- [Challenge] Write out the listing in full, matching it word for word.

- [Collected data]
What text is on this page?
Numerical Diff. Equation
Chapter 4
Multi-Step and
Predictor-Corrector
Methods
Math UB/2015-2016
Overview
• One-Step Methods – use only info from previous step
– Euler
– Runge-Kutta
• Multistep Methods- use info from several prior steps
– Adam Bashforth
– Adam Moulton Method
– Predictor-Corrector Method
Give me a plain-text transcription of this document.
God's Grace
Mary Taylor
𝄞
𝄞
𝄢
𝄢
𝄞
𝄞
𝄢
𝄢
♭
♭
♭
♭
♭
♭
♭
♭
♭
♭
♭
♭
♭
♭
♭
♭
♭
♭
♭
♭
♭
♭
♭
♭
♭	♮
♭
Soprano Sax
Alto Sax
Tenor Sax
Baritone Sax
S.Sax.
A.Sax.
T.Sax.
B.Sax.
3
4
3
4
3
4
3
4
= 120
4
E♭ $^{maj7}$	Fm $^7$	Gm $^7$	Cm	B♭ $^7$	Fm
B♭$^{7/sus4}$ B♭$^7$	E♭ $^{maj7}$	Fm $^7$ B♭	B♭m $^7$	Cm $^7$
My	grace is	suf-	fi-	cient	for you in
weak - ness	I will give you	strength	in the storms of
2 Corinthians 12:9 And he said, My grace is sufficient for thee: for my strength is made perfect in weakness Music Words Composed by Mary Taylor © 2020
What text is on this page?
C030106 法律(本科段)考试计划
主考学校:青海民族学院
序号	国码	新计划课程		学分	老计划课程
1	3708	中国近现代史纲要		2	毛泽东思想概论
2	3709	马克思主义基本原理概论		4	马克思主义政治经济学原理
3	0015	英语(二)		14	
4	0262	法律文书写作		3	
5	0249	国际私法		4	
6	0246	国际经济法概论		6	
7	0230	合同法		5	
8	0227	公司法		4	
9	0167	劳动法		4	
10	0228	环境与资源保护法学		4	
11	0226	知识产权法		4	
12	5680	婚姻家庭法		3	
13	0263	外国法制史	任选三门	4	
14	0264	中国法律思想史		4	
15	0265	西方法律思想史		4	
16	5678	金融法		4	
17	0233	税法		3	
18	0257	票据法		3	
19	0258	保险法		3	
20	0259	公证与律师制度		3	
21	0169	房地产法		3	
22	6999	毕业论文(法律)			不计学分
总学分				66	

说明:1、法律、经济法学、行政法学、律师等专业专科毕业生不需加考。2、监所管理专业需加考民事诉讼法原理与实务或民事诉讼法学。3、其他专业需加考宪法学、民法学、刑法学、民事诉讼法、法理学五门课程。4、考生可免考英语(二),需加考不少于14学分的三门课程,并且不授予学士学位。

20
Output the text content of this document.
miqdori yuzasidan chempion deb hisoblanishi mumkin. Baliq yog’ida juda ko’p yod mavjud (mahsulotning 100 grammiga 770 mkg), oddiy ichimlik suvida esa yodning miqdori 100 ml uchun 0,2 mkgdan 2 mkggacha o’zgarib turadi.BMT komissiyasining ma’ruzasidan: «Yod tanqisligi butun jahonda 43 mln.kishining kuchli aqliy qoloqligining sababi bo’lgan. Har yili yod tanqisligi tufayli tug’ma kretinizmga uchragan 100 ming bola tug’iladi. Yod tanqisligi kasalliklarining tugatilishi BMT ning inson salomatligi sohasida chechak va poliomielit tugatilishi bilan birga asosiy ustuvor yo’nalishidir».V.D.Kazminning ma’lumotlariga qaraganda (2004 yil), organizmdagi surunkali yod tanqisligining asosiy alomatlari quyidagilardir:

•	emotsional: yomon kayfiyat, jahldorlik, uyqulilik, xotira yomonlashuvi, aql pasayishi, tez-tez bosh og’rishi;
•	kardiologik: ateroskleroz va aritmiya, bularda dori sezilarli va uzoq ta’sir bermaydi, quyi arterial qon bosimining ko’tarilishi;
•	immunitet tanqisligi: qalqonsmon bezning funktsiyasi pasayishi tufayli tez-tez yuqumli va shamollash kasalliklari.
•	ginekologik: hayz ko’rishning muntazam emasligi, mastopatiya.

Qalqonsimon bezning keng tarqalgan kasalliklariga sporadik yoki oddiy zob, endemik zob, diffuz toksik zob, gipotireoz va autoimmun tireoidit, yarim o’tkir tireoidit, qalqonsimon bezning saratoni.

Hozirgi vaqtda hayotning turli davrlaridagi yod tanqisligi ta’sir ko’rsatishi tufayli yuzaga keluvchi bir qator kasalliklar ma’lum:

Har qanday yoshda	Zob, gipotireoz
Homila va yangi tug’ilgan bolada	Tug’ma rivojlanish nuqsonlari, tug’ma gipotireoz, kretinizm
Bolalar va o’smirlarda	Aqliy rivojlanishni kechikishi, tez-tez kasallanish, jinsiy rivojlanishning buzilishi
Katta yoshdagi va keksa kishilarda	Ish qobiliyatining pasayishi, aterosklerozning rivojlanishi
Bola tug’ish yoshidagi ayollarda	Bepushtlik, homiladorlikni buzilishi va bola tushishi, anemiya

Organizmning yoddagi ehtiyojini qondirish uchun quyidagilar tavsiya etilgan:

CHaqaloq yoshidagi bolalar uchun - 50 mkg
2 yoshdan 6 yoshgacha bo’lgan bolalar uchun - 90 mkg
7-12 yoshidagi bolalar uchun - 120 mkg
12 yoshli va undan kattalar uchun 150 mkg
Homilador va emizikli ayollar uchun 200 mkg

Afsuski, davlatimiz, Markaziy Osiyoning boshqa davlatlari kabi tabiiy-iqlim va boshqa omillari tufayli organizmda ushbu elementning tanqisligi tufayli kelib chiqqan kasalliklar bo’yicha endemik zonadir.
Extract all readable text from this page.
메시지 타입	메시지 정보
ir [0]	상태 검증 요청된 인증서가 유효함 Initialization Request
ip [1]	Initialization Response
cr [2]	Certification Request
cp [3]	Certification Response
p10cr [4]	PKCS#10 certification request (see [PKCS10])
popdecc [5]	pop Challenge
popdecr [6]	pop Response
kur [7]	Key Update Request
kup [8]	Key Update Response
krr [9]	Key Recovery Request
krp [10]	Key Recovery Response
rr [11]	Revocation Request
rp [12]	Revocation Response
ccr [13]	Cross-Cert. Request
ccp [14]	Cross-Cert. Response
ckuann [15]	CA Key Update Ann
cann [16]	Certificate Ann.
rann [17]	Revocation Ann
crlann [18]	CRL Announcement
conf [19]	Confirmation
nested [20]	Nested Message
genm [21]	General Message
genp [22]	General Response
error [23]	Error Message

- [Solution to this task]
What text is on this page?
Numerical Diff. Equation
Chapter 4
Multi-Step and
Predictor-Corrector
Methods
Math UB/2015-2016
Overview
• One-Step Methods – use only info from previous step
– Euler
– Runge-Kutta
• Multistep Methods- use info from several prior steps
– Adam Bashforth
– Adam Moulton Method
– Predictor-Corrector Method
Give me a plain-text transcription of this document.
God's Grace
Mary Taylor
𝄞
𝄞
𝄢
𝄢
𝄞
𝄞
𝄢
𝄢
♭
♭
♭
♭
♭
♭
♭
♭
♭
♭
♭
♭
♭
♭
♭
♭
♭
♭
♭
♭
♭
♭
♭
♭
♭	♮
♭
Soprano Sax
Alto Sax
Tenor Sax
Baritone Sax
S.Sax.
A.Sax.
T.Sax.
B.Sax.
3
4
3
4
3
4
3
4
= 120
4
E♭ $^{maj7}$	Fm $^7$	Gm $^7$	Cm	B♭ $^7$	Fm
B♭$^{7/sus4}$ B♭$^7$	E♭ $^{maj7}$	Fm $^7$ B♭	B♭m $^7$	Cm $^7$
My	grace is	suf-	fi-	cient	for you in
weak - ness	I will give you	strength	in the storms of
2 Corinthians 12:9 And he said, My grace is sufficient for thee: for my strength is made perfect in weakness Music Words Composed by Mary Taylor © 2020
What text is on this page?
C030106 法律(本科段)考试计划
主考学校:青海民族学院
序号	国码	新计划课程		学分	老计划课程
1	3708	中国近现代史纲要		2	毛泽东思想概论
2	3709	马克思主义基本原理概论		4	马克思主义政治经济学原理
3	0015	英语(二)		14	
4	0262	法律文书写作		3	
5	0249	国际私法		4	
6	0246	国际经济法概论		6	
7	0230	合同法		5	
8	0227	公司法		4	
9	0167	劳动法		4	
10	0228	环境与资源保护法学		4	
11	0226	知识产权法		4	
12	5680	婚姻家庭法		3	
13	0263	外国法制史	任选三门	4	
14	0264	中国法律思想史		4	
15	0265	西方法律思想史		4	
16	5678	金融法		4	
17	0233	税法		3	
18	0257	票据法		3	
19	0258	保险法		3	
20	0259	公证与律师制度		3	
21	0169	房地产法		3	
22	6999	毕业论文(法律)			不计学分
总学分				66	

说明:1、法律、经济法学、行政法学、律师等专业专科毕业生不需加考。2、监所管理专业需加考民事诉讼法原理与实务或民事诉讼法学。3、其他专业需加考宪法学、民法学、刑法学、民事诉讼法、法理学五门课程。4、考生可免考英语(二),需加考不少于14学分的三门课程,并且不授予学士学位。

20
Output the text content of this document.
miqdori yuzasidan chempion deb hisoblanishi mumkin. Baliq yog’ida juda ko’p yod mavjud (mahsulotning 100 grammiga 770 mkg), oddiy ichimlik suvida esa yodning miqdori 100 ml uchun 0,2 mkgdan 2 mkggacha o’zgarib turadi.BMT komissiyasining ma’ruzasidan: «Yod tanqisligi butun jahonda 43 mln.kishining kuchli aqliy qoloqligining sababi bo’lgan. Har yili yod tanqisligi tufayli tug’ma kretinizmga uchragan 100 ming bola tug’iladi. Yod tanqisligi kasalliklarining tugatilishi BMT ning inson salomatligi sohasida chechak va poliomielit tugatilishi bilan birga asosiy ustuvor yo’nalishidir».V.D.Kazminning ma’lumotlariga qaraganda (2004 yil), organizmdagi surunkali yod tanqisligining asosiy alomatlari quyidagilardir:

•	emotsional: yomon kayfiyat, jahldorlik, uyqulilik, xotira yomonlashuvi, aql pasayishi, tez-tez bosh og’rishi;
•	kardiologik: ateroskleroz va aritmiya, bularda dori sezilarli va uzoq ta’sir bermaydi, quyi arterial qon bosimining ko’tarilishi;
•	immunitet tanqisligi: qalqonsmon bezning funktsiyasi pasayishi tufayli tez-tez yuqumli va shamollash kasalliklari.
•	ginekologik: hayz ko’rishning muntazam emasligi, mastopatiya.

Qalqonsimon bezning keng tarqalgan kasalliklariga sporadik yoki oddiy zob, endemik zob, diffuz toksik zob, gipotireoz va autoimmun tireoidit, yarim o’tkir tireoidit, qalqonsimon bezning saratoni.

Hozirgi vaqtda hayotning turli davrlaridagi yod tanqisligi ta’sir ko’rsatishi tufayli yuzaga keluvchi bir qator kasalliklar ma’lum:

Har qanday yoshda	Zob, gipotireoz
Homila va yangi tug’ilgan bolada	Tug’ma rivojlanish nuqsonlari, tug’ma gipotireoz, kretinizm
Bolalar va o’smirlarda	Aqliy rivojlanishni kechikishi, tez-tez kasallanish, jinsiy rivojlanishning buzilishi
Katta yoshdagi va keksa kishilarda	Ish qobiliyatining pasayishi, aterosklerozning rivojlanishi
Bola tug’ish yoshidagi ayollarda	Bepushtlik, homiladorlikni buzilishi va bola tushishi, anemiya

Organizmning yoddagi ehtiyojini qondirish uchun quyidagilar tavsiya etilgan:

CHaqaloq yoshidagi bolalar uchun - 50 mkg
2 yoshdan 6 yoshgacha bo’lgan bolalar uchun - 90 mkg
7-12 yoshidagi bolalar uchun - 120 mkg
12 yoshli va undan kattalar uchun 150 mkg
Homilador va emizikli ayollar uchun 200 mkg

Afsuski, davlatimiz, Markaziy Osiyoning boshqa davlatlari kabi tabiiy-iqlim va boshqa omillari tufayli organizmda ushbu elementning tanqisligi tufayli kelib chiqqan kasalliklar bo’yicha endemik zonadir.
Extract all readable text from this page.
메시지 타입	메시지 정보
ir [0]	상태 검증 요청된 인증서가 유효함 Initialization Request
ip [1]	Initialization Response
cr [2]	Certification Request
cp [3]	Certification Response
p10cr [4]	PKCS#10 certification request (see [PKCS10])
popdecc [5]	pop Challenge
popdecr [6]	pop Response
kur [7]	Key Update Request
kup [8]	Key Update Response
krr [9]	Key Recovery Request
krp [10]	Key Recovery Response
rr [11]	Revocation Request
rp [12]	Revocation Response
ccr [13]	Cross-Cert. Request
ccp [14]	Cross-Cert. Response
ckuann [15]	CA Key Update Ann
cann [16]	Certificate Ann.
rann [17]	Revocation Ann
crlann [18]	CRL Announcement
conf [19]	Confirmation
nested [20]	Nested Message
genm [21]	General Message
genp [22]	General Response
error [23]	Error Message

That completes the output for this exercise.